● **Exercise requirements**:
Search the entries below. Return every line that has "Americans" in it.

● ● ●

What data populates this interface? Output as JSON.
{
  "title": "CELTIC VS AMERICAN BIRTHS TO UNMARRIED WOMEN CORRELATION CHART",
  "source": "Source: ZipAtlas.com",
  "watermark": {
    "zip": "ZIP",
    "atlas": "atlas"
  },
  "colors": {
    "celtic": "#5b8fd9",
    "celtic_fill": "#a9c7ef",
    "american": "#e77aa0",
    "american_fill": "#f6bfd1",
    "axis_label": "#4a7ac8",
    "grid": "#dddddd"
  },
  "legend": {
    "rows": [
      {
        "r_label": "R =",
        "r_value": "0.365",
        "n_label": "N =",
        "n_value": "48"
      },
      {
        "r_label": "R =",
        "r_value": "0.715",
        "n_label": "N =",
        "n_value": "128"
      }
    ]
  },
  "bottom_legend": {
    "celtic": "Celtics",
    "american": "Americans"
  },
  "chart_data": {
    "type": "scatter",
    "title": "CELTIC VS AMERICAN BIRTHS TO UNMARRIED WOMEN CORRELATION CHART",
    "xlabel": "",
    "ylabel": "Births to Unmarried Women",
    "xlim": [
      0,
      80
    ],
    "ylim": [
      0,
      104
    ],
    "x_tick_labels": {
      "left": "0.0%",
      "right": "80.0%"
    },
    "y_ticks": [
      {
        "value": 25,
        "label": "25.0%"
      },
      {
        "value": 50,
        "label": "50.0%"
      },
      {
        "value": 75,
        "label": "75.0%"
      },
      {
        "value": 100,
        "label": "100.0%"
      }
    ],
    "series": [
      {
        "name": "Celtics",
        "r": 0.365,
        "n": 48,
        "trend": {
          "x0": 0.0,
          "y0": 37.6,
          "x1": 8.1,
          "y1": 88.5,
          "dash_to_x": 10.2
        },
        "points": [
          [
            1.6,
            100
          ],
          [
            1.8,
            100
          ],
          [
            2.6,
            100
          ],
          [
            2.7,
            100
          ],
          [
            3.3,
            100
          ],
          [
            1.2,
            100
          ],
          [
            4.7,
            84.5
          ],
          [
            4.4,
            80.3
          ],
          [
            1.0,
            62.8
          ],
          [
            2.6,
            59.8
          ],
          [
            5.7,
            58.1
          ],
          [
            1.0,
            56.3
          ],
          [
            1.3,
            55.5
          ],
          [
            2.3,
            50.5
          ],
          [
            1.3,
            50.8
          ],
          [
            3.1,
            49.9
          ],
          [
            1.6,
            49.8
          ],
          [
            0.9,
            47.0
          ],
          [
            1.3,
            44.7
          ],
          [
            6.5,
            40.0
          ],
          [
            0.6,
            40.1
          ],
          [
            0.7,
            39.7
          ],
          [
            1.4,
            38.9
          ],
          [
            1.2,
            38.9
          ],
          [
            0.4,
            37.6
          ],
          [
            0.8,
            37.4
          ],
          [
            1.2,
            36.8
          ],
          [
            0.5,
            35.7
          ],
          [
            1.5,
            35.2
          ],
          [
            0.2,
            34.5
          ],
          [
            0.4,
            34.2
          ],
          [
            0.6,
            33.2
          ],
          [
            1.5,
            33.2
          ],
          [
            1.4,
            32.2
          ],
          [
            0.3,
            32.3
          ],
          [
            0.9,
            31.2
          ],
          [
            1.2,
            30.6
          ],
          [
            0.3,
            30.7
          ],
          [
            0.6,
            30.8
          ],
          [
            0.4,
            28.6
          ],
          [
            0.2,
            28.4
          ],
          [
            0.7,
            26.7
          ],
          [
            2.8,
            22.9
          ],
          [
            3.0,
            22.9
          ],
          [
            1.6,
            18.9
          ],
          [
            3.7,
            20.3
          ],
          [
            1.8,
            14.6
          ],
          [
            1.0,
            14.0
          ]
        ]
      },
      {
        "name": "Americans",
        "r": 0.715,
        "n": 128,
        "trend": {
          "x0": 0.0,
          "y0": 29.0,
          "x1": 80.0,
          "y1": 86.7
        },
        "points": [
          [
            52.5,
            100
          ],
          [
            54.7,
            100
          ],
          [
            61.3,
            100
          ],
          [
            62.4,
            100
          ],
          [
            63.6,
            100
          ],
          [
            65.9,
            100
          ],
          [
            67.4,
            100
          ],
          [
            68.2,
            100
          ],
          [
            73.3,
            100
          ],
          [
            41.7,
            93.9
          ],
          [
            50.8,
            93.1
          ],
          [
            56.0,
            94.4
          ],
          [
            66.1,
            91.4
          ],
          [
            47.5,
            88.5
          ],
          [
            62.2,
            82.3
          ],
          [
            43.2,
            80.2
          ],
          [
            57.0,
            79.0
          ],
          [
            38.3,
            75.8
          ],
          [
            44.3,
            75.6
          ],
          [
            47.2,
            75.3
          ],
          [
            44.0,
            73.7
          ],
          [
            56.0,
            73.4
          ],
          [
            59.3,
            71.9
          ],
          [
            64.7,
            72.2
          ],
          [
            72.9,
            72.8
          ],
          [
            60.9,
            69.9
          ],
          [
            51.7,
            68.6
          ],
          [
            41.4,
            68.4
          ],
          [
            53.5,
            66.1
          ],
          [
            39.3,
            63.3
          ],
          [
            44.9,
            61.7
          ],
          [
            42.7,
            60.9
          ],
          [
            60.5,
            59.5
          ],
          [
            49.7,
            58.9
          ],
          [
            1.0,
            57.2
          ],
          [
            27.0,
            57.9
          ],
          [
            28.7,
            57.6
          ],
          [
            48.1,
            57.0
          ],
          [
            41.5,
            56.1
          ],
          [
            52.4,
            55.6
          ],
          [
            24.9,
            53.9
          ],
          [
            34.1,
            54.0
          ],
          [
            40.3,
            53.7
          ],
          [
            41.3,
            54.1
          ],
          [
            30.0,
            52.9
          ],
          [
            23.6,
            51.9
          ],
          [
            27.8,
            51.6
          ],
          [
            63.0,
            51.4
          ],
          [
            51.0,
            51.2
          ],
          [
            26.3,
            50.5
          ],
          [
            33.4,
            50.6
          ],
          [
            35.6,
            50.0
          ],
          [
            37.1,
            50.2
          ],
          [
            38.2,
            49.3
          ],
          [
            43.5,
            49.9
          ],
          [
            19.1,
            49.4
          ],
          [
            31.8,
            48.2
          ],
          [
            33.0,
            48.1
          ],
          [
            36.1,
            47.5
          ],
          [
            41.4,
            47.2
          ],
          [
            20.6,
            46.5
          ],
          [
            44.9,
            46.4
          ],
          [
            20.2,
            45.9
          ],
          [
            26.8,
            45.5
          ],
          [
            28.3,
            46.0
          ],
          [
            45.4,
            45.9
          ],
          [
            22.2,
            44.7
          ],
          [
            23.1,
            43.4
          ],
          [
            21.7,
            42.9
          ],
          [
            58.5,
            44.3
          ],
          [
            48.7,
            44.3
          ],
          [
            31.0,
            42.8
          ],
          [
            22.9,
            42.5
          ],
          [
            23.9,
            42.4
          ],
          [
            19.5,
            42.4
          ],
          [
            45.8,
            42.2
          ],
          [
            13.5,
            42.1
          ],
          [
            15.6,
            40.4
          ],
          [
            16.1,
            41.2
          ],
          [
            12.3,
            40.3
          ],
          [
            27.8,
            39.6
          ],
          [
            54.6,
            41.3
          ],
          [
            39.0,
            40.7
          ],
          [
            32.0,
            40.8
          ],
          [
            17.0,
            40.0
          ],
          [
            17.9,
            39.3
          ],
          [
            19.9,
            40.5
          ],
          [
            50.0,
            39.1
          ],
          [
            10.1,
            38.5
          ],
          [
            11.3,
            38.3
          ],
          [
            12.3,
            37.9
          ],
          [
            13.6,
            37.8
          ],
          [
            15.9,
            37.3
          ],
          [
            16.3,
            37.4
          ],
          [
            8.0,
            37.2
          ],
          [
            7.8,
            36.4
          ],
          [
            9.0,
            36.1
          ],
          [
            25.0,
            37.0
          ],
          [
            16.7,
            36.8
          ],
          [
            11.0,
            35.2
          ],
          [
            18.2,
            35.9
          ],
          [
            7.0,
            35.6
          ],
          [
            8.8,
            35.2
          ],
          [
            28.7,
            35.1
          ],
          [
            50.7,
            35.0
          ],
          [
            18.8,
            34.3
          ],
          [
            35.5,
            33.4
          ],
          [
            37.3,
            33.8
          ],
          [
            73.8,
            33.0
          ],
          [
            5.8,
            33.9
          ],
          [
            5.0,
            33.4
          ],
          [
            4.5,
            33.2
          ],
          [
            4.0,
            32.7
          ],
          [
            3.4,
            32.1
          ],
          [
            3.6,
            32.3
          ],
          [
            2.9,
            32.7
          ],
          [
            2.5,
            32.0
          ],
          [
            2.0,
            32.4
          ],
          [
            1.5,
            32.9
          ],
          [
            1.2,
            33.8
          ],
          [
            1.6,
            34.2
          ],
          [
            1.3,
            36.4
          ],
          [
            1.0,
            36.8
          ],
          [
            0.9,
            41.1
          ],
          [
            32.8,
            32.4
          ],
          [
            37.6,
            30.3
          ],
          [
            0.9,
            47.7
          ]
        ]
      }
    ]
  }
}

● ● ●

● **Task response**:
    "american": "Americans"
        "name": "Americans",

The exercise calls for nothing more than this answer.